ЧТО СДЕЛАТЬ ▸ Продолжите приведенный ниже текст о распознавании теней и их первообразов с помощью нейросетей, начав сразу после его последнего предложения.

Ведь в современном мире достаточно широко используются «управление восприятием» человека посредством распространения сфабрикованных «документов» о «непроисходивших» событиях, которые используются в «постмодернистских» войнах, поэтому для их выявления требуется применение устройства искусственного интеллекта. Системы искусственного интеллекта построены на распознавании образов, когда можно выявить адекватность или их неадекватность тех или иных образов действительности. Иными словами, необходимо иметь в виду эвристический характер искусственного интеллекта, что прекрасно видно на примере процесса познания. Так, в седьмой книге «Государства» Платон излагает миф о пещере, в котором образно представляет тот мир, в котором мы живем как пещеру, а всех людей – как узников, крепко скованных цепями и сидящих в этой пещере. Узники смотрят на глухую стену, на которую падают отблески света, падающего в пещеру сверху, где находится выход из нее. Глядя на тени, люди устанавливают причины и следствия явлений и таким образом полагают, что познают мир. Но если увидеть истинные причины этих явлений, то окажется, что все познанное на основании отображений не имеет почти никакого отношения к действительности, ведь тени представляют свои первообразы в сильно искаженном виде.

В современном мире востребованы автоматические системы, позволяющие уточнить достоверность источника информации (например, способность отличить ложные факты от действительных, особенно, опубликованные в сети Интернет), преобразовать информацию, представленную на первый взгляд в непонятном виде, в вид понятный для человека и т. д. Как частный случай можно рассматривать задачу идентификации теней. В данной работе будут предложены варианты решений для двух задач: 1) поиск соответствия между тенью и ее первообразом; 2) обнаружение тени, для которой первообраз не существует. Для решения этих задач в качестве классифицирующего устройства целесообразно использовать искусственные нейросети, поскольку они обладают необходимыми свойствами для данной задачи классификации. Среди таких свойств можно выделить обучение и обобщение.

СПИСОК ЗАПИСЕЙ ▸
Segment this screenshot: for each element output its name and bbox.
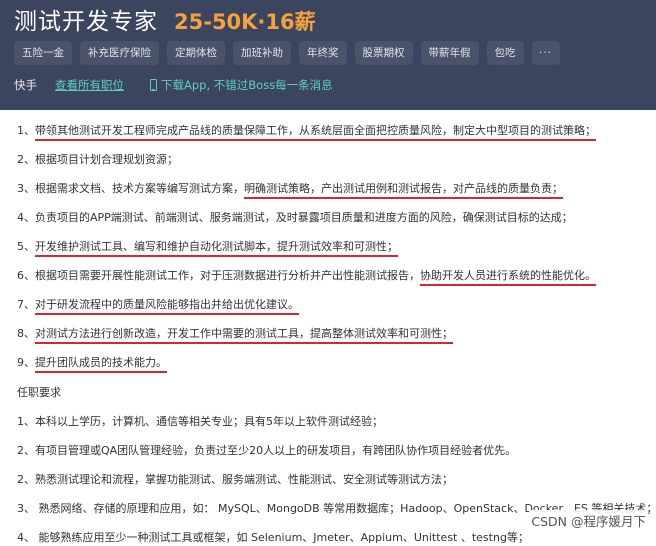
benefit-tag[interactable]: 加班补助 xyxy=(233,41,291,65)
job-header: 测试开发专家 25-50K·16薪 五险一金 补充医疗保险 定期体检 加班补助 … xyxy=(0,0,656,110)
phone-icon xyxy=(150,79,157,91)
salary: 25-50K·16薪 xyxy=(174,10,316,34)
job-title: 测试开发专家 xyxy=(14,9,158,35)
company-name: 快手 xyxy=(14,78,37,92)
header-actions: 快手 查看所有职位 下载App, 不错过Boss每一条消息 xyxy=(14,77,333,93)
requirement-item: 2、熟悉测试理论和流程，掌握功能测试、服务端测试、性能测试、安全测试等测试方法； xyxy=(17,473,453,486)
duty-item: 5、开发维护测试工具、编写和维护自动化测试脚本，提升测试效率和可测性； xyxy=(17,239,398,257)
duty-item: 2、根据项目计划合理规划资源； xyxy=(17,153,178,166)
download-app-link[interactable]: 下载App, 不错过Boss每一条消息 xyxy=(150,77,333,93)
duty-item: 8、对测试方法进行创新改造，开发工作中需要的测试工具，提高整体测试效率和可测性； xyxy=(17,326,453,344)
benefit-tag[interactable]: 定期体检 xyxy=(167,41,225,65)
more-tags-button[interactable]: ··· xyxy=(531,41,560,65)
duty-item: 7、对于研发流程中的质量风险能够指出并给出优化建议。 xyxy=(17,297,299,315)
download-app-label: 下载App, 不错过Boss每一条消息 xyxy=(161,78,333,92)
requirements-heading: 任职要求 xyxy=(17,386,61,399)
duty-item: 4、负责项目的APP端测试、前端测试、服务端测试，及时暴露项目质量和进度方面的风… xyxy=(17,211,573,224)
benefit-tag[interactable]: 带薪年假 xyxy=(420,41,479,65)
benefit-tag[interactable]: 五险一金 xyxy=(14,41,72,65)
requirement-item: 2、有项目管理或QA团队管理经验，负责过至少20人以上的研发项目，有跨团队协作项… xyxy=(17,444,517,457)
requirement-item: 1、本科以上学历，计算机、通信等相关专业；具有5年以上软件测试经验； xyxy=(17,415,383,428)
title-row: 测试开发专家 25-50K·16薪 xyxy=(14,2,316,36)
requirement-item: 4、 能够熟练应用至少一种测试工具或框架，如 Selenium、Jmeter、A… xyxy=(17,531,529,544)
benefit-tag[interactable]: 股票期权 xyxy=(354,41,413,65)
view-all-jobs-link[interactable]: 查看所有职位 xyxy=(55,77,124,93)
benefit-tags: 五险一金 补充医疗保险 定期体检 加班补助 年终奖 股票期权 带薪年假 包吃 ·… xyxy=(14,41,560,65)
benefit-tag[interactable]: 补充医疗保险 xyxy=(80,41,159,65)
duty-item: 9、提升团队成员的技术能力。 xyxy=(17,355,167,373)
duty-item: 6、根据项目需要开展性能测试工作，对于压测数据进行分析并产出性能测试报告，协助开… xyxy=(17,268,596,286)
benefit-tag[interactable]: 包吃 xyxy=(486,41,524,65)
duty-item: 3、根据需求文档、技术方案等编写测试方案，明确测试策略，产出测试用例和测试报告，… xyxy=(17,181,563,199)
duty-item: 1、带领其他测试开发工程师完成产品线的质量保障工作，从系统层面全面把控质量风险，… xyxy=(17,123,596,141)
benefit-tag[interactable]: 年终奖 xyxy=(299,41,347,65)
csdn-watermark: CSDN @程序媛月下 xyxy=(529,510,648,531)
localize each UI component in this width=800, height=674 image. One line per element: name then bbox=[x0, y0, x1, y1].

ОТВЕТ НИЖЕ ▸
Поскольку система распознавания должна работать в реальных условиях, то образ тени, который необходимо классифицировать, будет практически всегда находиться на фоне другого изображения, например, стены с узорами. Таким образом, прежде чем классифицировать оцифрованное изображение, воспринятое, например, видеокамерой, необходимо отделить образ тени от фонового изображения. И на этапе отделения тени от фона, и на этапе классификации выделенной тени можно использовать нейросети прямого распространения (многослойный персептрон). То есть, система будет представлять собой две последовательно включенные нейросети. Первая нейросеть выполняет функцию фильтра, а именно, заменяет узорчатый фон, например, белым фоном. В результате такой фильтрации выполняется удаление избыточной ненужной информации, остается только форма тени, причем вторая нейросеть выполняет функцию классификации полученной тени.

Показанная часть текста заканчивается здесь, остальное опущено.